---------- Provided entries ----------
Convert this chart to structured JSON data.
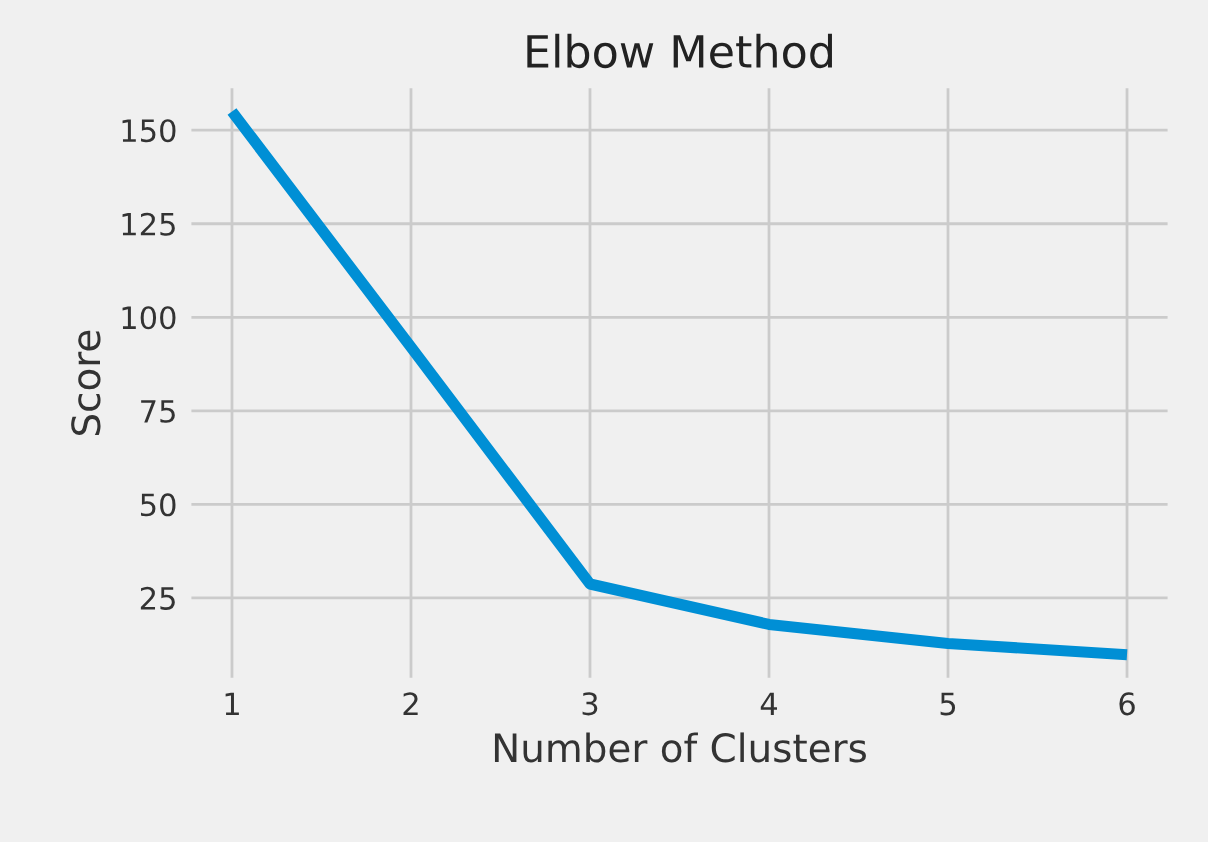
{
  "chart_data": {
    "type": "line",
    "title": "Elbow Method",
    "xlabel": "Number of Clusters",
    "ylabel": "Score",
    "x": [
      1,
      2,
      3,
      4,
      5,
      6
    ],
    "series": [
      {
        "color": "#008fd5",
        "values": [
          155,
          92,
          28.7,
          17.9,
          12.8,
          9.8
        ]
      }
    ],
    "xlim": [
      0.75,
      6.25
    ],
    "xticks": [
      1,
      2,
      3,
      4,
      5,
      6
    ],
    "ylim": [
      2.5,
      162.3
    ],
    "yticks": [
      25,
      50,
      75,
      100,
      125,
      150
    ],
    "grid": true,
    "marker": "none",
    "line_style": "solid"
  }
}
----------
● Brief
What comes back should match the records exactly, minus any pictures.

● Correct result
Convert this chart to structured JSON data.
{
  "chart_data": {
    "type": "line",
    "title": "Elbow Method",
    "xlabel": "Number of Clusters",
    "ylabel": "Score",
    "x": [
      1,
      2,
      3,
      4,
      5,
      6
    ],
    "series": [
      {
        "color": "#008fd5",
        "values": [
          155,
          92,
          28.7,
          17.9,
          12.8,
          9.8
        ]
      }
    ],
    "xlim": [
      0.75,
      6.25
    ],
    "xticks": [
      1,
      2,
      3,
      4,
      5,
      6
    ],
    "ylim": [
      2.5,
      162.3
    ],
    "yticks": [
      25,
      50,
      75,
      100,
      125,
      150
    ],
    "grid": true,
    "marker": "none",
    "line_style": "solid"
  }
}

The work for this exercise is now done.